╭─ GIVEN ENTRIES

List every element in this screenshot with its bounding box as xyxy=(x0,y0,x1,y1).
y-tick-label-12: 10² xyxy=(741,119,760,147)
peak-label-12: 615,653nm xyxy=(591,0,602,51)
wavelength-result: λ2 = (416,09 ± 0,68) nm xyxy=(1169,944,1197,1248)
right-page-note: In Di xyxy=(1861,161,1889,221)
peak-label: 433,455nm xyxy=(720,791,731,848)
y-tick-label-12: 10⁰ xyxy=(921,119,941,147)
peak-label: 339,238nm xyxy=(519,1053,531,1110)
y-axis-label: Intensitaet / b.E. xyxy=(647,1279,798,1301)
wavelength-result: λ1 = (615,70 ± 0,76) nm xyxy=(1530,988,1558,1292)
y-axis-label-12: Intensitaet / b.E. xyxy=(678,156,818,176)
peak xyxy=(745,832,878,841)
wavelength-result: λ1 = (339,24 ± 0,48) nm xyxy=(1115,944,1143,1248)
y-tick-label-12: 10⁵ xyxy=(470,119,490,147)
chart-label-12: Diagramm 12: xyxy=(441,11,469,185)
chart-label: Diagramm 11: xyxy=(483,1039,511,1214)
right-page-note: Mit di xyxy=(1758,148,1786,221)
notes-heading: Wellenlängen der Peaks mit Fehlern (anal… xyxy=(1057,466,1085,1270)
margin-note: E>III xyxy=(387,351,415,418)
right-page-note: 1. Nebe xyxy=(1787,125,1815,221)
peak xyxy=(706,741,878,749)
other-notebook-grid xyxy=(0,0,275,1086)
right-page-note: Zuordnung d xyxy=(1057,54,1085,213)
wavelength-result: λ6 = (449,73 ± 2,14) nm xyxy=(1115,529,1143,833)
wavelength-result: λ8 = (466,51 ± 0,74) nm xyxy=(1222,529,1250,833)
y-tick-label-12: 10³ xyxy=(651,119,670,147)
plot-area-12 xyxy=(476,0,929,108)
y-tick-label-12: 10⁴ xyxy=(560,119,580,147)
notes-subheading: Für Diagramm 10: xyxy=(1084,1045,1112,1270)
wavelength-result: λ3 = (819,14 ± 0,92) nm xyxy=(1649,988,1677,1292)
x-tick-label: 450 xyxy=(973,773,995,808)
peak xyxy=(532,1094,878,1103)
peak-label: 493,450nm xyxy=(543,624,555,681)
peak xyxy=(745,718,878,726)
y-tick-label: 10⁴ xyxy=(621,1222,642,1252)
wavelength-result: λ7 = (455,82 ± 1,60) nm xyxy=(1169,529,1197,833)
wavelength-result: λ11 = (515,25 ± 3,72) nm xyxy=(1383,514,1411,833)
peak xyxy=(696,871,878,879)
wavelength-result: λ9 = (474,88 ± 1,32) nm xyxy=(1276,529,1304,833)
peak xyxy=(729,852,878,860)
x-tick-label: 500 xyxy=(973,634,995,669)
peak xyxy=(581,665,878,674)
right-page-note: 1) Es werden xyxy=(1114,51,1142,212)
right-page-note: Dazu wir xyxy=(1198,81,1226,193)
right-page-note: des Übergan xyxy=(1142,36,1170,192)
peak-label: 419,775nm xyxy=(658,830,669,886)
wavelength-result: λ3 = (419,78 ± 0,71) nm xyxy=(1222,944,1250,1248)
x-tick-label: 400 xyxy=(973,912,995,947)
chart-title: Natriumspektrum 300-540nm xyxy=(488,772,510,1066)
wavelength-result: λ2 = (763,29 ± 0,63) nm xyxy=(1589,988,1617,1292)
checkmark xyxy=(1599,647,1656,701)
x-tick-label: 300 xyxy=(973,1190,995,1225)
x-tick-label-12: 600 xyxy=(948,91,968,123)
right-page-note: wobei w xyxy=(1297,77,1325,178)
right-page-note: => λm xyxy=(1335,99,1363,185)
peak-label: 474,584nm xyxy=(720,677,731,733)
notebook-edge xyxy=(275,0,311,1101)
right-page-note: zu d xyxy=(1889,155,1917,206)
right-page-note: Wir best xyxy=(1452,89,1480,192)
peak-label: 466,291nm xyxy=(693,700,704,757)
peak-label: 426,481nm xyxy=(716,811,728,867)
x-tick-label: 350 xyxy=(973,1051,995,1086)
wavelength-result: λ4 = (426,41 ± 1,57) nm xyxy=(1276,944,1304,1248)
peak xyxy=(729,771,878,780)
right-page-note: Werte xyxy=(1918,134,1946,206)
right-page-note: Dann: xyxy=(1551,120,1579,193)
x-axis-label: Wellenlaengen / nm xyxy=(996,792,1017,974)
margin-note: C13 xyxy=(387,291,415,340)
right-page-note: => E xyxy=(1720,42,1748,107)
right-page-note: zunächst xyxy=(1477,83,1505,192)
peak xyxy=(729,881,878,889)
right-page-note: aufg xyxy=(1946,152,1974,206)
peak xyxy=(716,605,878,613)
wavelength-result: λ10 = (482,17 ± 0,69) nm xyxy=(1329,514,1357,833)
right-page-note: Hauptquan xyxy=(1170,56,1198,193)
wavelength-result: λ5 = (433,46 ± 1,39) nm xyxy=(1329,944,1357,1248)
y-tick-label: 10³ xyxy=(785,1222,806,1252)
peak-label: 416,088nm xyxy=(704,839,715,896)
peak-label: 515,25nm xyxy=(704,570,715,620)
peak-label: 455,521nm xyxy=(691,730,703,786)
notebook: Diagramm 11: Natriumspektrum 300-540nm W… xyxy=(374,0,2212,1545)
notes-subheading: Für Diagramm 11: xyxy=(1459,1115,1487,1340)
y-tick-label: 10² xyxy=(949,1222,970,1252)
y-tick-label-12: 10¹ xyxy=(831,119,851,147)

╰─

**WHAT IS BEING ASKED:** Copy every line of the records above character for character, from the first line to the last.

**RIGHT ANSWER:**
List every element in this screenshot with its bounding box as xyxy=(x0,y0,x1,y1).
y-tick-label-12: 10² xyxy=(741,119,760,147)
peak-label-12: 615,653nm xyxy=(591,0,602,51)
wavelength-result: λ2 = (416,09 ± 0,68) nm xyxy=(1169,944,1197,1248)
right-page-note: In Di xyxy=(1861,161,1889,221)
peak-label: 433,455nm xyxy=(720,791,731,848)
y-tick-label-12: 10⁰ xyxy=(921,119,941,147)
peak-label: 339,238nm xyxy=(519,1053,531,1110)
y-axis-label: Intensitaet / b.E. xyxy=(647,1279,798,1301)
wavelength-result: λ1 = (615,70 ± 0,76) nm xyxy=(1530,988,1558,1292)
y-axis-label-12: Intensitaet / b.E. xyxy=(678,156,818,176)
peak xyxy=(745,832,878,841)
wavelength-result: λ1 = (339,24 ± 0,48) nm xyxy=(1115,944,1143,1248)
y-tick-label-12: 10⁵ xyxy=(470,119,490,147)
chart-label-12: Diagramm 12: xyxy=(441,11,469,185)
chart-label: Diagramm 11: xyxy=(483,1039,511,1214)
right-page-note: Mit di xyxy=(1758,148,1786,221)
notes-heading: Wellenlängen der Peaks mit Fehlern (anal… xyxy=(1057,466,1085,1270)
margin-note: E>III xyxy=(387,351,415,418)
right-page-note: 1. Nebe xyxy=(1787,125,1815,221)
peak xyxy=(706,741,878,749)
other-notebook-grid xyxy=(0,0,275,1086)
right-page-note: Zuordnung d xyxy=(1057,54,1085,213)
wavelength-result: λ6 = (449,73 ± 2,14) nm xyxy=(1115,529,1143,833)
wavelength-result: λ8 = (466,51 ± 0,74) nm xyxy=(1222,529,1250,833)
y-tick-label-12: 10³ xyxy=(651,119,670,147)
plot-area-12 xyxy=(476,0,929,108)
y-tick-label-12: 10⁴ xyxy=(560,119,580,147)
notes-subheading: Für Diagramm 10: xyxy=(1084,1045,1112,1270)
wavelength-result: λ3 = (819,14 ± 0,92) nm xyxy=(1649,988,1677,1292)
x-tick-label: 450 xyxy=(973,773,995,808)
peak xyxy=(532,1094,878,1103)
peak-label: 493,450nm xyxy=(543,624,555,681)
peak xyxy=(745,718,878,726)
y-tick-label: 10⁴ xyxy=(621,1222,642,1252)
wavelength-result: λ7 = (455,82 ± 1,60) nm xyxy=(1169,529,1197,833)
wavelength-result: λ11 = (515,25 ± 3,72) nm xyxy=(1383,514,1411,833)
peak xyxy=(696,871,878,879)
wavelength-result: λ9 = (474,88 ± 1,32) nm xyxy=(1276,529,1304,833)
peak xyxy=(729,852,878,860)
x-tick-label: 500 xyxy=(973,634,995,669)
peak xyxy=(581,665,878,674)
right-page-note: 1) Es werden xyxy=(1114,51,1142,212)
right-page-note: Dazu wir xyxy=(1198,81,1226,193)
right-page-note: des Übergan xyxy=(1142,36,1170,192)
peak-label: 419,775nm xyxy=(658,830,669,886)
wavelength-result: λ3 = (419,78 ± 0,71) nm xyxy=(1222,944,1250,1248)
x-tick-label: 400 xyxy=(973,912,995,947)
chart-title: Natriumspektrum 300-540nm xyxy=(488,772,510,1066)
wavelength-result: λ2 = (763,29 ± 0,63) nm xyxy=(1589,988,1617,1292)
checkmark xyxy=(1599,647,1656,701)
x-tick-label: 300 xyxy=(973,1190,995,1225)
x-tick-label-12: 600 xyxy=(948,91,968,123)
right-page-note: wobei w xyxy=(1297,77,1325,178)
right-page-note: => λm xyxy=(1335,99,1363,185)
peak-label: 474,584nm xyxy=(720,677,731,733)
notebook-edge xyxy=(275,0,311,1101)
right-page-note: zu d xyxy=(1889,155,1917,206)
right-page-note: Wir best xyxy=(1452,89,1480,192)
peak-label: 466,291nm xyxy=(693,700,704,757)
peak-label: 426,481nm xyxy=(716,811,728,867)
x-tick-label: 350 xyxy=(973,1051,995,1086)
wavelength-result: λ4 = (426,41 ± 1,57) nm xyxy=(1276,944,1304,1248)
peak xyxy=(729,771,878,780)
right-page-note: Werte xyxy=(1918,134,1946,206)
right-page-note: Dann: xyxy=(1551,120,1579,193)
x-axis-label: Wellenlaengen / nm xyxy=(996,792,1017,974)
margin-note: C13 xyxy=(387,291,415,340)
right-page-note: => E xyxy=(1720,42,1748,107)
right-page-note: zunächst xyxy=(1477,83,1505,192)
peak xyxy=(729,881,878,889)
right-page-note: aufg xyxy=(1946,152,1974,206)
peak xyxy=(716,605,878,613)
wavelength-result: λ10 = (482,17 ± 0,69) nm xyxy=(1329,514,1357,833)
right-page-note: Hauptquan xyxy=(1170,56,1198,193)
wavelength-result: λ5 = (433,46 ± 1,39) nm xyxy=(1329,944,1357,1248)
y-tick-label: 10³ xyxy=(785,1222,806,1252)
peak-label: 416,088nm xyxy=(704,839,715,896)
peak-label: 515,25nm xyxy=(704,570,715,620)
peak-label: 455,521nm xyxy=(691,730,703,786)
notebook: Diagramm 11: Natriumspektrum 300-540nm W… xyxy=(374,0,2212,1545)
notes-subheading: Für Diagramm 11: xyxy=(1459,1115,1487,1340)
y-tick-label: 10² xyxy=(949,1222,970,1252)
y-tick-label-12: 10¹ xyxy=(831,119,851,147)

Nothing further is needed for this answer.